** begin Records shown **

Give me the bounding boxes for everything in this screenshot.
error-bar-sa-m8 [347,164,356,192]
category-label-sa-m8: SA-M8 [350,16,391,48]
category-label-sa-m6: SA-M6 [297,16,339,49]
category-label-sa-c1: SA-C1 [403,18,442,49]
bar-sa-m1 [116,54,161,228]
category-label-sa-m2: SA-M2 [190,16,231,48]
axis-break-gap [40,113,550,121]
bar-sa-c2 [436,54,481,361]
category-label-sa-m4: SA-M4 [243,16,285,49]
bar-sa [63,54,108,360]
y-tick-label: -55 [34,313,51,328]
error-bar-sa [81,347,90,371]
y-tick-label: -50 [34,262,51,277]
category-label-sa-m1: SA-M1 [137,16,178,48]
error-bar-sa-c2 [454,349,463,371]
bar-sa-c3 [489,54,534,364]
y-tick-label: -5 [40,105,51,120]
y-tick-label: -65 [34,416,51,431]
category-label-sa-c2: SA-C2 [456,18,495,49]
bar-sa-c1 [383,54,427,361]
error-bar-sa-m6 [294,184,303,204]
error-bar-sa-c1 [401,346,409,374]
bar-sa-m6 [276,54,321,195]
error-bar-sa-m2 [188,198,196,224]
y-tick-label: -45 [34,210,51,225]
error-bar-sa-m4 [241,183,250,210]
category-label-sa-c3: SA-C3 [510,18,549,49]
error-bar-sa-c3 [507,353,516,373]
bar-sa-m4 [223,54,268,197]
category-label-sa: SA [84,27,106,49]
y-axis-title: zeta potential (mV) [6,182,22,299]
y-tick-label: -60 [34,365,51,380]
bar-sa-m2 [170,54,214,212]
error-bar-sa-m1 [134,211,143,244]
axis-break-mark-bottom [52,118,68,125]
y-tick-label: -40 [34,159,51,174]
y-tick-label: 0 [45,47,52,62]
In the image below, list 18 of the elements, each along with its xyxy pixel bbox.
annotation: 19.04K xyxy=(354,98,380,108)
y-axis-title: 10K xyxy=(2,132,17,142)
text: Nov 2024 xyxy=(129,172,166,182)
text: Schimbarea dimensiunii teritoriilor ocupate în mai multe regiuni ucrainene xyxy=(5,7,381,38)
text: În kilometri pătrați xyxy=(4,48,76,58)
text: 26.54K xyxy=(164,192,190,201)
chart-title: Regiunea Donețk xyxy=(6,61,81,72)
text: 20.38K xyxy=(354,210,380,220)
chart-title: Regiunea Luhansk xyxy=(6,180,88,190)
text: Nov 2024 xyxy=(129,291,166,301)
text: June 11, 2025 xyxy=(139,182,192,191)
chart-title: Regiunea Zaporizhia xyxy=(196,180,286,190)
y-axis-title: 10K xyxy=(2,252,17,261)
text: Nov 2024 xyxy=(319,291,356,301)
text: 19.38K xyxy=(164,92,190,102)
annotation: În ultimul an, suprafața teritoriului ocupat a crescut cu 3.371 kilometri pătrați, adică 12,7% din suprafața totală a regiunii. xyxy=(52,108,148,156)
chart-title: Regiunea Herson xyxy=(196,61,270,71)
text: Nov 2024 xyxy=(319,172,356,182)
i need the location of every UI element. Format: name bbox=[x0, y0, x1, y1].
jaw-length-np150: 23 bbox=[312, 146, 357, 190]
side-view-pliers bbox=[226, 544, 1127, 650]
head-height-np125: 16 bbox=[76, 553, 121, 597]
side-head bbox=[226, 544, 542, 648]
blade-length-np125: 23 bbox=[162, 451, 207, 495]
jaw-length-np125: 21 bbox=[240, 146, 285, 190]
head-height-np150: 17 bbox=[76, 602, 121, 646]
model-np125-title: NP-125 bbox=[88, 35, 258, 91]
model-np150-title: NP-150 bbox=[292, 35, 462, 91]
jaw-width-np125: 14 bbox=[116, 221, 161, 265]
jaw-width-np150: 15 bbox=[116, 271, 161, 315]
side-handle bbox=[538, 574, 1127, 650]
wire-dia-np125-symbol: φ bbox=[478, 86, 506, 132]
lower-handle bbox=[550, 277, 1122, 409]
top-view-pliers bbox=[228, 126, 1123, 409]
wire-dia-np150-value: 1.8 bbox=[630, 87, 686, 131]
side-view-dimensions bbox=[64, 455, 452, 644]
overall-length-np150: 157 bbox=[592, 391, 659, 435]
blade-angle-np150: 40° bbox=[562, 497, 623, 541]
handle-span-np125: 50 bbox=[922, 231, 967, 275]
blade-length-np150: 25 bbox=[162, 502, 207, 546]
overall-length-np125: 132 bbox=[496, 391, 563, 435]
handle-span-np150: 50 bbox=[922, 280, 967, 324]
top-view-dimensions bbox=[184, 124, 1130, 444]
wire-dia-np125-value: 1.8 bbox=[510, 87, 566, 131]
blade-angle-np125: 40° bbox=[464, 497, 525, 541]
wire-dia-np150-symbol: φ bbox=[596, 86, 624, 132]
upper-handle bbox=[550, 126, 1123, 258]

** end Records shown **

**What needs to be done:**
Which lines in the listing above contain the string "dimensions"? Extract each one in full, treating uppercase and lowercase as different.

**Complete response:**
side-view-dimensions bbox=[64, 455, 452, 644]
top-view-dimensions bbox=[184, 124, 1130, 444]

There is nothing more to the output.